[start]
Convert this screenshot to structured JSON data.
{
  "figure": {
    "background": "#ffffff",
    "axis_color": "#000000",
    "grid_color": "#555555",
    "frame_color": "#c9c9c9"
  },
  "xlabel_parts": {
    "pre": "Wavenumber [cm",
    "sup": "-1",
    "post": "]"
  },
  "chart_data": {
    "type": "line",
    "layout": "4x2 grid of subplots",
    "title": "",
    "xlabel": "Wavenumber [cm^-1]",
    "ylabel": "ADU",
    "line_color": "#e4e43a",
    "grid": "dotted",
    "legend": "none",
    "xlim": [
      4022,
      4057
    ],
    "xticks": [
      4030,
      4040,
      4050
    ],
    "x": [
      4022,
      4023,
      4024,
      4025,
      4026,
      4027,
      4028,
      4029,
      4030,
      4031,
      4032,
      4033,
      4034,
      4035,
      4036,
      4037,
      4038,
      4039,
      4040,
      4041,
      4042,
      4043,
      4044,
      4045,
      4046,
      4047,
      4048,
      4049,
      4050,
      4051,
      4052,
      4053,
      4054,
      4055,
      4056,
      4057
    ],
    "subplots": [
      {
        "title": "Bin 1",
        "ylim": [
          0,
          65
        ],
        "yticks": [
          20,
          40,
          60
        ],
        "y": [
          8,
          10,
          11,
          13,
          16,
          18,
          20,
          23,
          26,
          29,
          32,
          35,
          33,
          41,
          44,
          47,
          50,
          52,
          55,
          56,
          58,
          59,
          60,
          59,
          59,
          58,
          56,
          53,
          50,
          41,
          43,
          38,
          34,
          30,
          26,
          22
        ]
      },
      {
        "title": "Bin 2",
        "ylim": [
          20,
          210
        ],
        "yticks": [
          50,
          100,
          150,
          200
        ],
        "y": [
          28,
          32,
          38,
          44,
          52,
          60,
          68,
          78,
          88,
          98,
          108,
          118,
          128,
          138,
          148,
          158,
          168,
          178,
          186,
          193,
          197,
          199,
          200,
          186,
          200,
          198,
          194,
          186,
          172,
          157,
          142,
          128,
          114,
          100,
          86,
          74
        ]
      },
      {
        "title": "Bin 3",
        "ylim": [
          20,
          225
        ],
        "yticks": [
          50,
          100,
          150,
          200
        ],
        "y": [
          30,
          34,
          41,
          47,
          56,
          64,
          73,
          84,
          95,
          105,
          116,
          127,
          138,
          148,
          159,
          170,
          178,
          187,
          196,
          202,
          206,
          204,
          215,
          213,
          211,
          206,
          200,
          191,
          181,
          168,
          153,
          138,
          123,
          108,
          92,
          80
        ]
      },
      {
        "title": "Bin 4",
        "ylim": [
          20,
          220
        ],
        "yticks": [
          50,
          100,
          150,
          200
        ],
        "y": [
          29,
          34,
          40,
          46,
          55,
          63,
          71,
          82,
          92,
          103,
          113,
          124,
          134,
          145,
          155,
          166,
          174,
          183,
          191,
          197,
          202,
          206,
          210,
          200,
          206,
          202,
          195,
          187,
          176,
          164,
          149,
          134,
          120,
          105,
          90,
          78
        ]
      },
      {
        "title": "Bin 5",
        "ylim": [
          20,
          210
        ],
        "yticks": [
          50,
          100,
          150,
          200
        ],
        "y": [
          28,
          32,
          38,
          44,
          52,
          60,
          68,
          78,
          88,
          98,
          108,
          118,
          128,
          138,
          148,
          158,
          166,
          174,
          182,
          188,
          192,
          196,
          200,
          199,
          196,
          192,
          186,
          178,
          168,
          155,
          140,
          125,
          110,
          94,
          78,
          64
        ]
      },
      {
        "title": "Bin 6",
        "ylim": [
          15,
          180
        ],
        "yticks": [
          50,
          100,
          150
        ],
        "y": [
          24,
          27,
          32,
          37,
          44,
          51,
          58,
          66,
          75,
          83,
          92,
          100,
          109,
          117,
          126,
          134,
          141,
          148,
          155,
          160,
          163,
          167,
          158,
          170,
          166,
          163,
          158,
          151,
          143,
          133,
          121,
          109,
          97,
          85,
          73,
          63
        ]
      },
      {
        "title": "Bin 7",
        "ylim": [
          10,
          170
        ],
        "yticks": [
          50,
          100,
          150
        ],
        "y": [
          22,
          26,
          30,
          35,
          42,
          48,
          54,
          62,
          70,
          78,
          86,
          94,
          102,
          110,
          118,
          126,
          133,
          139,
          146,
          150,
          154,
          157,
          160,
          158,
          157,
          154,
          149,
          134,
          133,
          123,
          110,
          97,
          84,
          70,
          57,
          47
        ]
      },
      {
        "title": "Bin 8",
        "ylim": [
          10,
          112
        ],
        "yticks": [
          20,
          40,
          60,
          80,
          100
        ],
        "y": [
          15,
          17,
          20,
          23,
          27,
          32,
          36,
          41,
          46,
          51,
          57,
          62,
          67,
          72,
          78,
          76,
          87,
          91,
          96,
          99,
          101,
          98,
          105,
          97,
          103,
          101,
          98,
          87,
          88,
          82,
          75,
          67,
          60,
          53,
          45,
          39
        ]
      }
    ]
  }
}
[end]
TASK OBJECTIVE
Restate every line of the data word for word.

ANSWER FOR THIS EXERCISE
Convert this screenshot to structured JSON data.
{
  "figure": {
    "background": "#ffffff",
    "axis_color": "#000000",
    "grid_color": "#555555",
    "frame_color": "#c9c9c9"
  },
  "xlabel_parts": {
    "pre": "Wavenumber [cm",
    "sup": "-1",
    "post": "]"
  },
  "chart_data": {
    "type": "line",
    "layout": "4x2 grid of subplots",
    "title": "",
    "xlabel": "Wavenumber [cm^-1]",
    "ylabel": "ADU",
    "line_color": "#e4e43a",
    "grid": "dotted",
    "legend": "none",
    "xlim": [
      4022,
      4057
    ],
    "xticks": [
      4030,
      4040,
      4050
    ],
    "x": [
      4022,
      4023,
      4024,
      4025,
      4026,
      4027,
      4028,
      4029,
      4030,
      4031,
      4032,
      4033,
      4034,
      4035,
      4036,
      4037,
      4038,
      4039,
      4040,
      4041,
      4042,
      4043,
      4044,
      4045,
      4046,
      4047,
      4048,
      4049,
      4050,
      4051,
      4052,
      4053,
      4054,
      4055,
      4056,
      4057
    ],
    "subplots": [
      {
        "title": "Bin 1",
        "ylim": [
          0,
          65
        ],
        "yticks": [
          20,
          40,
          60
        ],
        "y": [
          8,
          10,
          11,
          13,
          16,
          18,
          20,
          23,
          26,
          29,
          32,
          35,
          33,
          41,
          44,
          47,
          50,
          52,
          55,
          56,
          58,
          59,
          60,
          59,
          59,
          58,
          56,
          53,
          50,
          41,
          43,
          38,
          34,
          30,
          26,
          22
        ]
      },
      {
        "title": "Bin 2",
        "ylim": [
          20,
          210
        ],
        "yticks": [
          50,
          100,
          150,
          200
        ],
        "y": [
          28,
          32,
          38,
          44,
          52,
          60,
          68,
          78,
          88,
          98,
          108,
          118,
          128,
          138,
          148,
          158,
          168,
          178,
          186,
          193,
          197,
          199,
          200,
          186,
          200,
          198,
          194,
          186,
          172,
          157,
          142,
          128,
          114,
          100,
          86,
          74
        ]
      },
      {
        "title": "Bin 3",
        "ylim": [
          20,
          225
        ],
        "yticks": [
          50,
          100,
          150,
          200
        ],
        "y": [
          30,
          34,
          41,
          47,
          56,
          64,
          73,
          84,
          95,
          105,
          116,
          127,
          138,
          148,
          159,
          170,
          178,
          187,
          196,
          202,
          206,
          204,
          215,
          213,
          211,
          206,
          200,
          191,
          181,
          168,
          153,
          138,
          123,
          108,
          92,
          80
        ]
      },
      {
        "title": "Bin 4",
        "ylim": [
          20,
          220
        ],
        "yticks": [
          50,
          100,
          150,
          200
        ],
        "y": [
          29,
          34,
          40,
          46,
          55,
          63,
          71,
          82,
          92,
          103,
          113,
          124,
          134,
          145,
          155,
          166,
          174,
          183,
          191,
          197,
          202,
          206,
          210,
          200,
          206,
          202,
          195,
          187,
          176,
          164,
          149,
          134,
          120,
          105,
          90,
          78
        ]
      },
      {
        "title": "Bin 5",
        "ylim": [
          20,
          210
        ],
        "yticks": [
          50,
          100,
          150,
          200
        ],
        "y": [
          28,
          32,
          38,
          44,
          52,
          60,
          68,
          78,
          88,
          98,
          108,
          118,
          128,
          138,
          148,
          158,
          166,
          174,
          182,
          188,
          192,
          196,
          200,
          199,
          196,
          192,
          186,
          178,
          168,
          155,
          140,
          125,
          110,
          94,
          78,
          64
        ]
      },
      {
        "title": "Bin 6",
        "ylim": [
          15,
          180
        ],
        "yticks": [
          50,
          100,
          150
        ],
        "y": [
          24,
          27,
          32,
          37,
          44,
          51,
          58,
          66,
          75,
          83,
          92,
          100,
          109,
          117,
          126,
          134,
          141,
          148,
          155,
          160,
          163,
          167,
          158,
          170,
          166,
          163,
          158,
          151,
          143,
          133,
          121,
          109,
          97,
          85,
          73,
          63
        ]
      },
      {
        "title": "Bin 7",
        "ylim": [
          10,
          170
        ],
        "yticks": [
          50,
          100,
          150
        ],
        "y": [
          22,
          26,
          30,
          35,
          42,
          48,
          54,
          62,
          70,
          78,
          86,
          94,
          102,
          110,
          118,
          126,
          133,
          139,
          146,
          150,
          154,
          157,
          160,
          158,
          157,
          154,
          149,
          134,
          133,
          123,
          110,
          97,
          84,
          70,
          57,
          47
        ]
      },
      {
        "title": "Bin 8",
        "ylim": [
          10,
          112
        ],
        "yticks": [
          20,
          40,
          60,
          80,
          100
        ],
        "y": [
          15,
          17,
          20,
          23,
          27,
          32,
          36,
          41,
          46,
          51,
          57,
          62,
          67,
          72,
          78,
          76,
          87,
          91,
          96,
          99,
          101,
          98,
          105,
          97,
          103,
          101,
          98,
          87,
          88,
          82,
          75,
          67,
          60,
          53,
          45,
          39
        ]
      }
    ]
  }
}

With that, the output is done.